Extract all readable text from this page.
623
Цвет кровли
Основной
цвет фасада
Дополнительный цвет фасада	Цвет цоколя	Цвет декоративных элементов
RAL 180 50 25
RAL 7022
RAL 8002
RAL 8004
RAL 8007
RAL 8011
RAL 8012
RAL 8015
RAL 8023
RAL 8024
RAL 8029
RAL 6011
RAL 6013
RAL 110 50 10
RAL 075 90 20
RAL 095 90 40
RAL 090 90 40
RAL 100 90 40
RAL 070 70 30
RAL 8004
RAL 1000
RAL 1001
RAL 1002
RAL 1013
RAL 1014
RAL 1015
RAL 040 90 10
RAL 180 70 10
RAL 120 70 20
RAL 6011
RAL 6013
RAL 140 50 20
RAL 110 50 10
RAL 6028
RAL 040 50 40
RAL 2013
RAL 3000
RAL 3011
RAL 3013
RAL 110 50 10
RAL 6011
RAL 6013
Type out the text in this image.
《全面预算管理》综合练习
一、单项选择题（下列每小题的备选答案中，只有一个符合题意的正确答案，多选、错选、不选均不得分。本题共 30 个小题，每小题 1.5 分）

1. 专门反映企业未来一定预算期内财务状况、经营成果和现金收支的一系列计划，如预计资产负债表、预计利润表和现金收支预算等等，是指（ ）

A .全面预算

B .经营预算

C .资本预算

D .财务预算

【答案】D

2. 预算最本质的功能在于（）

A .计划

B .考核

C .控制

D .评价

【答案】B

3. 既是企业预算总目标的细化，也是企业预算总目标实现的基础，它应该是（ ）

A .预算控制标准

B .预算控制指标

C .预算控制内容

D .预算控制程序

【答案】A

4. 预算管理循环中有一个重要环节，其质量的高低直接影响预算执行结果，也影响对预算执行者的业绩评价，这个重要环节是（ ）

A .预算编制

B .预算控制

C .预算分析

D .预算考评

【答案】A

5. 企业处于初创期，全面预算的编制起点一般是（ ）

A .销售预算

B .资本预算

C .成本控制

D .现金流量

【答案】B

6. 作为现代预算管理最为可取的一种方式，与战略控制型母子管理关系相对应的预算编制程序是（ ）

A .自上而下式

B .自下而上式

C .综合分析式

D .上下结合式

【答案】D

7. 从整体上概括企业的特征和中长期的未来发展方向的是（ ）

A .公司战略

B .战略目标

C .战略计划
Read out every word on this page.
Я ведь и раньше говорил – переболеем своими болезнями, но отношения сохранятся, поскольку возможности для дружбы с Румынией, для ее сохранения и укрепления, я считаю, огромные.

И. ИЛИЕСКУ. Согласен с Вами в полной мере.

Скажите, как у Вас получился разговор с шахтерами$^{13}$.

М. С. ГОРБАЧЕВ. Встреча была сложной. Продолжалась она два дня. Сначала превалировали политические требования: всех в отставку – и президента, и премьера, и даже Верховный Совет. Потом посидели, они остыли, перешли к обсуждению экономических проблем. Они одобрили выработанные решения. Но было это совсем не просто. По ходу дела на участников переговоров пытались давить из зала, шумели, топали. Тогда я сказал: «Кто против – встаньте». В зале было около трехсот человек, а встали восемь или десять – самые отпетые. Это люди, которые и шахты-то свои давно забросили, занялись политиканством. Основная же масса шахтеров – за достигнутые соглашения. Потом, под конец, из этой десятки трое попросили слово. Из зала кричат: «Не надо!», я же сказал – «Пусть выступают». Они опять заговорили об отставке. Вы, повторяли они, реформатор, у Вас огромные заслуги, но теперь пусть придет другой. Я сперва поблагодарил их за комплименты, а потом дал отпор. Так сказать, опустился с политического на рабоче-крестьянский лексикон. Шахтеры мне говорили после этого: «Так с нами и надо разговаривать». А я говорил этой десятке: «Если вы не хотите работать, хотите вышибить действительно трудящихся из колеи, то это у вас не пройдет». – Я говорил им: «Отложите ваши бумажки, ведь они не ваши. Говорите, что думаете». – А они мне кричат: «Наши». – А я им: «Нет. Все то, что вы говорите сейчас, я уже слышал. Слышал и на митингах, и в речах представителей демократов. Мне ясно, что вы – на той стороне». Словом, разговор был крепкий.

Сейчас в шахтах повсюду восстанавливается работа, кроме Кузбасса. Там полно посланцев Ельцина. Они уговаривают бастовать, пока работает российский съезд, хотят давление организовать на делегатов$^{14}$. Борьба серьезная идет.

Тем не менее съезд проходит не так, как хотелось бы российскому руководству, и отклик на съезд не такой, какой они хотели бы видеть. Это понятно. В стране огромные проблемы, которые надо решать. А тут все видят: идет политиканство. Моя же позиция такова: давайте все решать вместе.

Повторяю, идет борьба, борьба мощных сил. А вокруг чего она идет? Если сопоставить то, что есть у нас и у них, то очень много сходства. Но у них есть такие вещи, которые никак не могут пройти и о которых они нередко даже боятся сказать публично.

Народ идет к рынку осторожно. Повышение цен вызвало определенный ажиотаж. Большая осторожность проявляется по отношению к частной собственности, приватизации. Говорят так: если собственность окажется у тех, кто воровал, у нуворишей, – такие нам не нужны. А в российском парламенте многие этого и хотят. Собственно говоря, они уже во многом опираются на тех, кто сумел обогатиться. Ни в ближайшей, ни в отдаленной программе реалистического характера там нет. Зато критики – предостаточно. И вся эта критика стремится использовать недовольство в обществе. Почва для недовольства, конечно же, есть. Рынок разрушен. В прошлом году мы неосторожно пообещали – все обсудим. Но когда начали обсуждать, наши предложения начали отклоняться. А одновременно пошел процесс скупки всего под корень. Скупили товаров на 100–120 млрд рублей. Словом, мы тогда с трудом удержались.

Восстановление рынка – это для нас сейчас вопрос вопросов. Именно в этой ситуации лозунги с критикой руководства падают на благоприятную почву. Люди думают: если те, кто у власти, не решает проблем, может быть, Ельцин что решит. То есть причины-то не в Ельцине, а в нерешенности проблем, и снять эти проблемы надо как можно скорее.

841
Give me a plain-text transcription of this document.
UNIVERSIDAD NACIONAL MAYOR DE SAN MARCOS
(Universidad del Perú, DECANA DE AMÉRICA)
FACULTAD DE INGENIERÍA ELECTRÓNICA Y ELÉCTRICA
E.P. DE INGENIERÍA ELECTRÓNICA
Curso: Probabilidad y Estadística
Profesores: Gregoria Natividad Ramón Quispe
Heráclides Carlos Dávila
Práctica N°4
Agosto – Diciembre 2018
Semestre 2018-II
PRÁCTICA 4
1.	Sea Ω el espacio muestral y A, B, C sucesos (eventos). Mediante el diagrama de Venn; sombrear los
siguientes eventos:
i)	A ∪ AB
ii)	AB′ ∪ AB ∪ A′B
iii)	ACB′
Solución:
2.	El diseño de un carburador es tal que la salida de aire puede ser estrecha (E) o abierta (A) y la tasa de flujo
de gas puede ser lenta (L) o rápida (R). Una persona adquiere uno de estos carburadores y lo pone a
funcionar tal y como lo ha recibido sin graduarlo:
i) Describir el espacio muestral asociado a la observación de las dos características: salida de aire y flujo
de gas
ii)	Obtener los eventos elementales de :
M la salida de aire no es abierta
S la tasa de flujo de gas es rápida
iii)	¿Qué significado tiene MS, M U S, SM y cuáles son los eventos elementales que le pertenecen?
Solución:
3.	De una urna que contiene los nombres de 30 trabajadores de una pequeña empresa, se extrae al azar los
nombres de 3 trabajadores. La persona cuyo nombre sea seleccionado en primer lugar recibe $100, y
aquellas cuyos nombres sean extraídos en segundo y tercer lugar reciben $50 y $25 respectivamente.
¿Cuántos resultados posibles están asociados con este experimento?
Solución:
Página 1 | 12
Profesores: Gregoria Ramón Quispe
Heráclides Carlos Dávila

— What you need to do —
The lines to collect are those holding the string "rápida"; copy them all.

— The reply —
de gas puede ser lenta (L) o rápida (R). Una persona adquiere uno de estos carburadores y lo pone a
S la tasa de flujo de gas es rápida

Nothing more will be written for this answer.